#### WHAT TO WORK ON:
Find all the lines with "image" and gather them.

##### INPUT FOR THIS TASK

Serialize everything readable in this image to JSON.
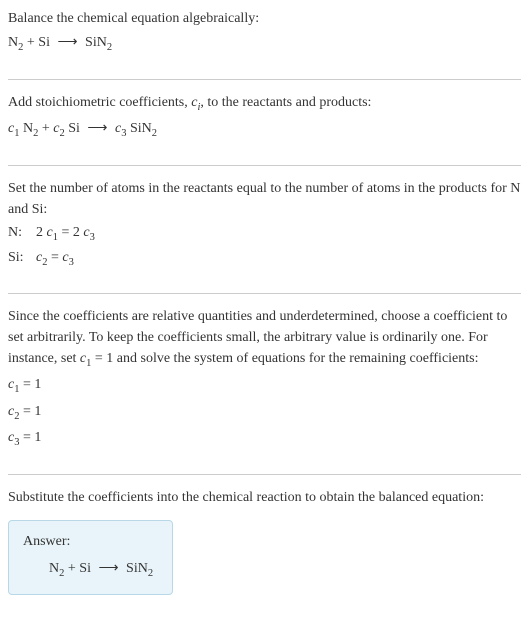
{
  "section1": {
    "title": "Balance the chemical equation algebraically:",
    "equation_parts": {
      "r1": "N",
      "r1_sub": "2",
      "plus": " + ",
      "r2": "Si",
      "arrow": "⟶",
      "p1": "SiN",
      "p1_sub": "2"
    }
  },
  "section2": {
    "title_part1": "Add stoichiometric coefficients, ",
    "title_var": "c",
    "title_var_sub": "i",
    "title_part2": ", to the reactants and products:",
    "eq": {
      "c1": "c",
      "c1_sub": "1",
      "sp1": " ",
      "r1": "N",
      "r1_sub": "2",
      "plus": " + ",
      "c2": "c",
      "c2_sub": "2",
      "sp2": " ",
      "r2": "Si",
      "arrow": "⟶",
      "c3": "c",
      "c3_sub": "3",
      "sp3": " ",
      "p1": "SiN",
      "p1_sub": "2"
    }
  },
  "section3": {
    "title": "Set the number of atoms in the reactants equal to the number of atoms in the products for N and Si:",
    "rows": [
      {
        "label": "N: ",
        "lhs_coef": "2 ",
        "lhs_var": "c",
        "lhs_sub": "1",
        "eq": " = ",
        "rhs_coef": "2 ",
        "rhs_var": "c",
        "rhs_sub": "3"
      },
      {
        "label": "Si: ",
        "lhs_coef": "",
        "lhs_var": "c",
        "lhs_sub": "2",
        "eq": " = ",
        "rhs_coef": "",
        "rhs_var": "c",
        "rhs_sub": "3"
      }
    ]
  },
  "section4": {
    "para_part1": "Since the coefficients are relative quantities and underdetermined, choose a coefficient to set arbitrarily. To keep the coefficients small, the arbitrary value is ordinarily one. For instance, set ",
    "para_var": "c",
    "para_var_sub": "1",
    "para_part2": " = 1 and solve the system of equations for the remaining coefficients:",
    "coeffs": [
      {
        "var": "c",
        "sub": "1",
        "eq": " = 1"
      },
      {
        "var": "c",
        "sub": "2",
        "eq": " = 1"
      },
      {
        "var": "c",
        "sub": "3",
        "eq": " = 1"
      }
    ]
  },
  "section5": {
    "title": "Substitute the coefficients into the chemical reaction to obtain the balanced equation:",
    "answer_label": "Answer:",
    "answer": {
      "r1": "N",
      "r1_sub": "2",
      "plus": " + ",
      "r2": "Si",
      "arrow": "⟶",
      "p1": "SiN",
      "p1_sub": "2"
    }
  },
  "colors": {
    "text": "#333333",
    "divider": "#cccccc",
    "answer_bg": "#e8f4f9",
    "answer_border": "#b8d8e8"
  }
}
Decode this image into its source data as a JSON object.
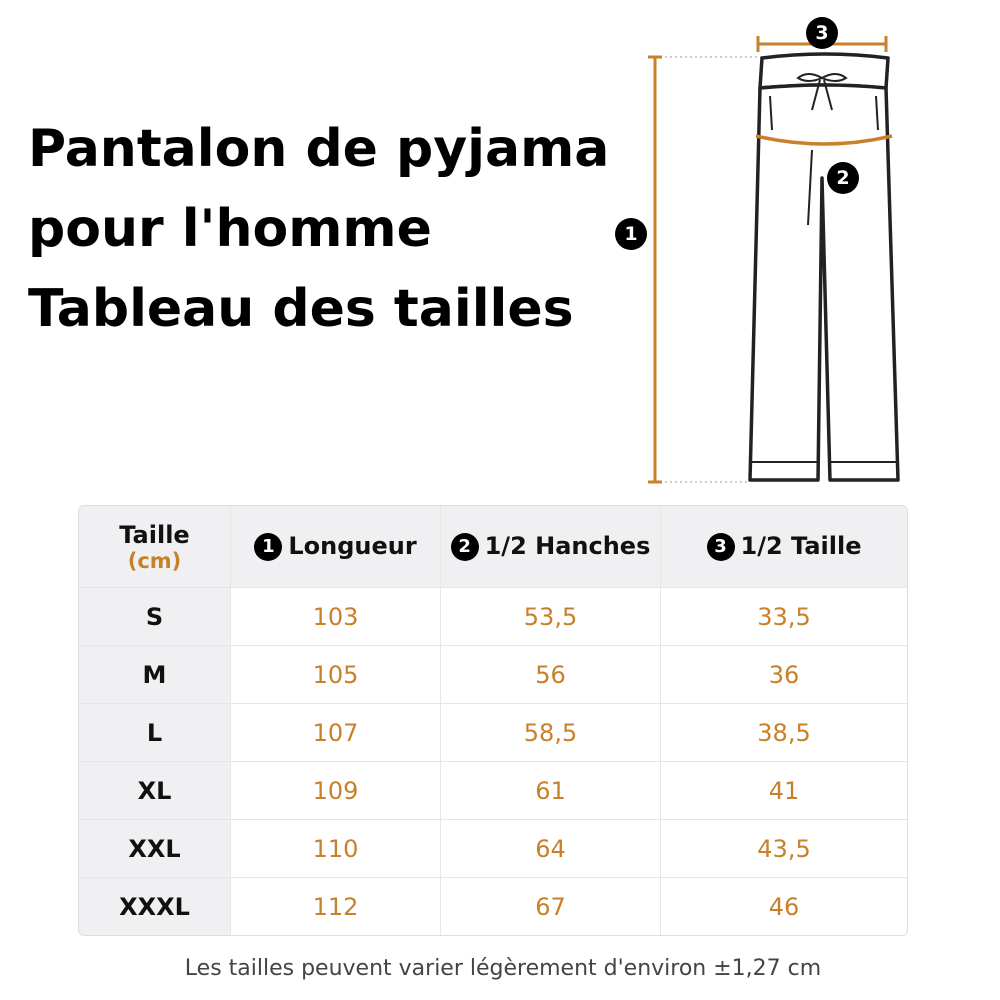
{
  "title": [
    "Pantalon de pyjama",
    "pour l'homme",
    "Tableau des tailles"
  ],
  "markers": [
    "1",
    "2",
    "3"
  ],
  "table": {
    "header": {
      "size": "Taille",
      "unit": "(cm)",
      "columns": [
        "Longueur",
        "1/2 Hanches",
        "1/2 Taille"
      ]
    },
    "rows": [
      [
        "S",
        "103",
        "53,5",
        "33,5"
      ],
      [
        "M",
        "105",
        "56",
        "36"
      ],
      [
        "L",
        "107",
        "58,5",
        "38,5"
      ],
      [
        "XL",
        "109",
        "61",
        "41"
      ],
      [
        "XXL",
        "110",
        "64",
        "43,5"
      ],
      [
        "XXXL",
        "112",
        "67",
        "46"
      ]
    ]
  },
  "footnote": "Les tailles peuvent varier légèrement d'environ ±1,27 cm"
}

##########

#### EXERCISE OUTPUT:
Serialize everything readable in this image to JSON.
Decode this image into its source data as a JSON object.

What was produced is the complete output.